> [WHAT THIS TASK INVOLVES]: Copy out each line exactly as it appears.

> [GIVEN ENTRIES]:
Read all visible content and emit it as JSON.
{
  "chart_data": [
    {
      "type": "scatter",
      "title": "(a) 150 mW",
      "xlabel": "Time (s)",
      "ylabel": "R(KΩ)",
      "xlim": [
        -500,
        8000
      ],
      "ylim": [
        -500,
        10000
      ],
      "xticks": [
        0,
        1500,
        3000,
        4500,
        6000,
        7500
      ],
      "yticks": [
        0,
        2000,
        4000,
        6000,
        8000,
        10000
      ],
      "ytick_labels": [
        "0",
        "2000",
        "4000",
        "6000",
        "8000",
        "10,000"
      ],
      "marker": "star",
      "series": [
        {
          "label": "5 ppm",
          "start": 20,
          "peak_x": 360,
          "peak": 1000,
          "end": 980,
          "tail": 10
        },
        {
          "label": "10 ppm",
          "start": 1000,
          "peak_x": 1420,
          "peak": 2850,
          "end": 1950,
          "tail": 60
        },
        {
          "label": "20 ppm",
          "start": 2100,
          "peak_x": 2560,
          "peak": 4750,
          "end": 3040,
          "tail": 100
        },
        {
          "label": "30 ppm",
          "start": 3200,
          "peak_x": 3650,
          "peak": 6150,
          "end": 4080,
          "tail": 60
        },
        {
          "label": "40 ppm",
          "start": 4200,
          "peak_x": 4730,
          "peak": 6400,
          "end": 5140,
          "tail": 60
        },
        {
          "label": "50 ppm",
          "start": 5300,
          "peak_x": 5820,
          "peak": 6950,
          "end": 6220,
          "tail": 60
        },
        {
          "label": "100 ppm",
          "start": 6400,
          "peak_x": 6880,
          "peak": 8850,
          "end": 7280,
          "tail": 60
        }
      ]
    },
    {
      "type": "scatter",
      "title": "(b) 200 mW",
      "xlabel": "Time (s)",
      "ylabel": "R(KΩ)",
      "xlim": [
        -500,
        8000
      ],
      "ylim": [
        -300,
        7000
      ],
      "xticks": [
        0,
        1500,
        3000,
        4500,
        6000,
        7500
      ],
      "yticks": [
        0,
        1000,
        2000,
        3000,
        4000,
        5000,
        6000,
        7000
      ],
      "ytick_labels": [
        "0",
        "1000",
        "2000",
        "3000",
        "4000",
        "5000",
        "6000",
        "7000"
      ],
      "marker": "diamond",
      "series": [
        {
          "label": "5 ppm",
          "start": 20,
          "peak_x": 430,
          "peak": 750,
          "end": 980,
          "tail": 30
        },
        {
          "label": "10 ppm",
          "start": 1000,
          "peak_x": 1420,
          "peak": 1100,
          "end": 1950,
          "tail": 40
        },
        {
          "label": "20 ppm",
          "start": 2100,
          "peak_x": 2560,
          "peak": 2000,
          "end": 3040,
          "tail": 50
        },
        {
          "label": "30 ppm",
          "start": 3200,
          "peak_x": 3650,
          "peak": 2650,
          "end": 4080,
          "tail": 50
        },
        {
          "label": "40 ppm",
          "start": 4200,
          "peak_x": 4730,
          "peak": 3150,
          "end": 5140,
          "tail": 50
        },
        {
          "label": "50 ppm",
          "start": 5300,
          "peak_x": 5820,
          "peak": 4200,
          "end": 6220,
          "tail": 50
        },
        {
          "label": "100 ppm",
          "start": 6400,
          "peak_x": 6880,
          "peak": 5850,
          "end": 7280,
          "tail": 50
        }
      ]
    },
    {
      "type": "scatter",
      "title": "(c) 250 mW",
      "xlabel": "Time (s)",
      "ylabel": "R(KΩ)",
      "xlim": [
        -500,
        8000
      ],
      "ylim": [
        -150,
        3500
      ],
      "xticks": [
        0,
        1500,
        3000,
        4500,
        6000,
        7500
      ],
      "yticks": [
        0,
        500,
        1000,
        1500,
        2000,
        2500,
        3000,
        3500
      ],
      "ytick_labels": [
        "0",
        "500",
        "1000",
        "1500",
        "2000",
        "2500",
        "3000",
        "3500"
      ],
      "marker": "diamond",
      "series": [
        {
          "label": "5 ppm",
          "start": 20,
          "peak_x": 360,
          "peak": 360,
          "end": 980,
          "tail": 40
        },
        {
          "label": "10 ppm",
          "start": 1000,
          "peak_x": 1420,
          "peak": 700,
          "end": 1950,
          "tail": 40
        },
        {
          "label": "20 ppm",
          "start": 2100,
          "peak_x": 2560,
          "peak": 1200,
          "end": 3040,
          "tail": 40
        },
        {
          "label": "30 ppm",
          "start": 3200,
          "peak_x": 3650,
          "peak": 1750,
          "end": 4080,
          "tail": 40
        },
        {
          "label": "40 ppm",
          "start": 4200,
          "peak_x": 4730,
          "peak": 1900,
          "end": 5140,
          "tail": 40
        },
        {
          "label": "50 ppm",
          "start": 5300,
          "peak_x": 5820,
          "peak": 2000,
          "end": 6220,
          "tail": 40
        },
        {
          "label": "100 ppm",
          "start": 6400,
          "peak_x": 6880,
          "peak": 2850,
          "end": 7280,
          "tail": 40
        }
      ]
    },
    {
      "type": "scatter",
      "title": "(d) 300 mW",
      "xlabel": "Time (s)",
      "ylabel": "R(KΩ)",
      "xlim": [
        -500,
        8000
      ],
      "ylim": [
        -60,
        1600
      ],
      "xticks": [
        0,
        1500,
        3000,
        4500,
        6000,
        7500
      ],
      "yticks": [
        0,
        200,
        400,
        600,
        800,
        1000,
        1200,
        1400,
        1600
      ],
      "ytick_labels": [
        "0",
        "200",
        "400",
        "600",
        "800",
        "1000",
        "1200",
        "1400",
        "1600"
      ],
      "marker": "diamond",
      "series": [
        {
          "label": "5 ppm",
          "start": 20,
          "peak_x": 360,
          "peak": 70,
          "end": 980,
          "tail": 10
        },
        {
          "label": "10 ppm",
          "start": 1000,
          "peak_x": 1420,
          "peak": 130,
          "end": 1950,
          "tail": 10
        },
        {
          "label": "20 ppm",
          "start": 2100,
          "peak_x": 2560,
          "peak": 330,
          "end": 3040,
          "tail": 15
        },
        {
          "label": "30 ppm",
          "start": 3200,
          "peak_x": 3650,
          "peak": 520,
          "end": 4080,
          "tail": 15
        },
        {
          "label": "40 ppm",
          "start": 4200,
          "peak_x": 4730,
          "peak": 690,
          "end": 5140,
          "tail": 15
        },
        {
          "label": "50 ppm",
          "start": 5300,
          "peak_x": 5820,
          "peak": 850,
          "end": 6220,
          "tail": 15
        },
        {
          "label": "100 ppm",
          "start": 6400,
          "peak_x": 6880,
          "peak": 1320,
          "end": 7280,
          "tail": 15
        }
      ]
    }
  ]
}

> [FINAL ANSWER]:
Read all visible content and emit it as JSON.
{
  "chart_data": [
    {
      "type": "scatter",
      "title": "(a) 150 mW",
      "xlabel": "Time (s)",
      "ylabel": "R(KΩ)",
      "xlim": [
        -500,
        8000
      ],
      "ylim": [
        -500,
        10000
      ],
      "xticks": [
        0,
        1500,
        3000,
        4500,
        6000,
        7500
      ],
      "yticks": [
        0,
        2000,
        4000,
        6000,
        8000,
        10000
      ],
      "ytick_labels": [
        "0",
        "2000",
        "4000",
        "6000",
        "8000",
        "10,000"
      ],
      "marker": "star",
      "series": [
        {
          "label": "5 ppm",
          "start": 20,
          "peak_x": 360,
          "peak": 1000,
          "end": 980,
          "tail": 10
        },
        {
          "label": "10 ppm",
          "start": 1000,
          "peak_x": 1420,
          "peak": 2850,
          "end": 1950,
          "tail": 60
        },
        {
          "label": "20 ppm",
          "start": 2100,
          "peak_x": 2560,
          "peak": 4750,
          "end": 3040,
          "tail": 100
        },
        {
          "label": "30 ppm",
          "start": 3200,
          "peak_x": 3650,
          "peak": 6150,
          "end": 4080,
          "tail": 60
        },
        {
          "label": "40 ppm",
          "start": 4200,
          "peak_x": 4730,
          "peak": 6400,
          "end": 5140,
          "tail": 60
        },
        {
          "label": "50 ppm",
          "start": 5300,
          "peak_x": 5820,
          "peak": 6950,
          "end": 6220,
          "tail": 60
        },
        {
          "label": "100 ppm",
          "start": 6400,
          "peak_x": 6880,
          "peak": 8850,
          "end": 7280,
          "tail": 60
        }
      ]
    },
    {
      "type": "scatter",
      "title": "(b) 200 mW",
      "xlabel": "Time (s)",
      "ylabel": "R(KΩ)",
      "xlim": [
        -500,
        8000
      ],
      "ylim": [
        -300,
        7000
      ],
      "xticks": [
        0,
        1500,
        3000,
        4500,
        6000,
        7500
      ],
      "yticks": [
        0,
        1000,
        2000,
        3000,
        4000,
        5000,
        6000,
        7000
      ],
      "ytick_labels": [
        "0",
        "1000",
        "2000",
        "3000",
        "4000",
        "5000",
        "6000",
        "7000"
      ],
      "marker": "diamond",
      "series": [
        {
          "label": "5 ppm",
          "start": 20,
          "peak_x": 430,
          "peak": 750,
          "end": 980,
          "tail": 30
        },
        {
          "label": "10 ppm",
          "start": 1000,
          "peak_x": 1420,
          "peak": 1100,
          "end": 1950,
          "tail": 40
        },
        {
          "label": "20 ppm",
          "start": 2100,
          "peak_x": 2560,
          "peak": 2000,
          "end": 3040,
          "tail": 50
        },
        {
          "label": "30 ppm",
          "start": 3200,
          "peak_x": 3650,
          "peak": 2650,
          "end": 4080,
          "tail": 50
        },
        {
          "label": "40 ppm",
          "start": 4200,
          "peak_x": 4730,
          "peak": 3150,
          "end": 5140,
          "tail": 50
        },
        {
          "label": "50 ppm",
          "start": 5300,
          "peak_x": 5820,
          "peak": 4200,
          "end": 6220,
          "tail": 50
        },
        {
          "label": "100 ppm",
          "start": 6400,
          "peak_x": 6880,
          "peak": 5850,
          "end": 7280,
          "tail": 50
        }
      ]
    },
    {
      "type": "scatter",
      "title": "(c) 250 mW",
      "xlabel": "Time (s)",
      "ylabel": "R(KΩ)",
      "xlim": [
        -500,
        8000
      ],
      "ylim": [
        -150,
        3500
      ],
      "xticks": [
        0,
        1500,
        3000,
        4500,
        6000,
        7500
      ],
      "yticks": [
        0,
        500,
        1000,
        1500,
        2000,
        2500,
        3000,
        3500
      ],
      "ytick_labels": [
        "0",
        "500",
        "1000",
        "1500",
        "2000",
        "2500",
        "3000",
        "3500"
      ],
      "marker": "diamond",
      "series": [
        {
          "label": "5 ppm",
          "start": 20,
          "peak_x": 360,
          "peak": 360,
          "end": 980,
          "tail": 40
        },
        {
          "label": "10 ppm",
          "start": 1000,
          "peak_x": 1420,
          "peak": 700,
          "end": 1950,
          "tail": 40
        },
        {
          "label": "20 ppm",
          "start": 2100,
          "peak_x": 2560,
          "peak": 1200,
          "end": 3040,
          "tail": 40
        },
        {
          "label": "30 ppm",
          "start": 3200,
          "peak_x": 3650,
          "peak": 1750,
          "end": 4080,
          "tail": 40
        },
        {
          "label": "40 ppm",
          "start": 4200,
          "peak_x": 4730,
          "peak": 1900,
          "end": 5140,
          "tail": 40
        },
        {
          "label": "50 ppm",
          "start": 5300,
          "peak_x": 5820,
          "peak": 2000,
          "end": 6220,
          "tail": 40
        },
        {
          "label": "100 ppm",
          "start": 6400,
          "peak_x": 6880,
          "peak": 2850,
          "end": 7280,
          "tail": 40
        }
      ]
    },
    {
      "type": "scatter",
      "title": "(d) 300 mW",
      "xlabel": "Time (s)",
      "ylabel": "R(KΩ)",
      "xlim": [
        -500,
        8000
      ],
      "ylim": [
        -60,
        1600
      ],
      "xticks": [
        0,
        1500,
        3000,
        4500,
        6000,
        7500
      ],
      "yticks": [
        0,
        200,
        400,
        600,
        800,
        1000,
        1200,
        1400,
        1600
      ],
      "ytick_labels": [
        "0",
        "200",
        "400",
        "600",
        "800",
        "1000",
        "1200",
        "1400",
        "1600"
      ],
      "marker": "diamond",
      "series": [
        {
          "label": "5 ppm",
          "start": 20,
          "peak_x": 360,
          "peak": 70,
          "end": 980,
          "tail": 10
        },
        {
          "label": "10 ppm",
          "start": 1000,
          "peak_x": 1420,
          "peak": 130,
          "end": 1950,
          "tail": 10
        },
        {
          "label": "20 ppm",
          "start": 2100,
          "peak_x": 2560,
          "peak": 330,
          "end": 3040,
          "tail": 15
        },
        {
          "label": "30 ppm",
          "start": 3200,
          "peak_x": 3650,
          "peak": 520,
          "end": 4080,
          "tail": 15
        },
        {
          "label": "40 ppm",
          "start": 4200,
          "peak_x": 4730,
          "peak": 690,
          "end": 5140,
          "tail": 15
        },
        {
          "label": "50 ppm",
          "start": 5300,
          "peak_x": 5820,
          "peak": 850,
          "end": 6220,
          "tail": 15
        },
        {
          "label": "100 ppm",
          "start": 6400,
          "peak_x": 6880,
          "peak": 1320,
          "end": 7280,
          "tail": 15
        }
      ]
    }
  ]
}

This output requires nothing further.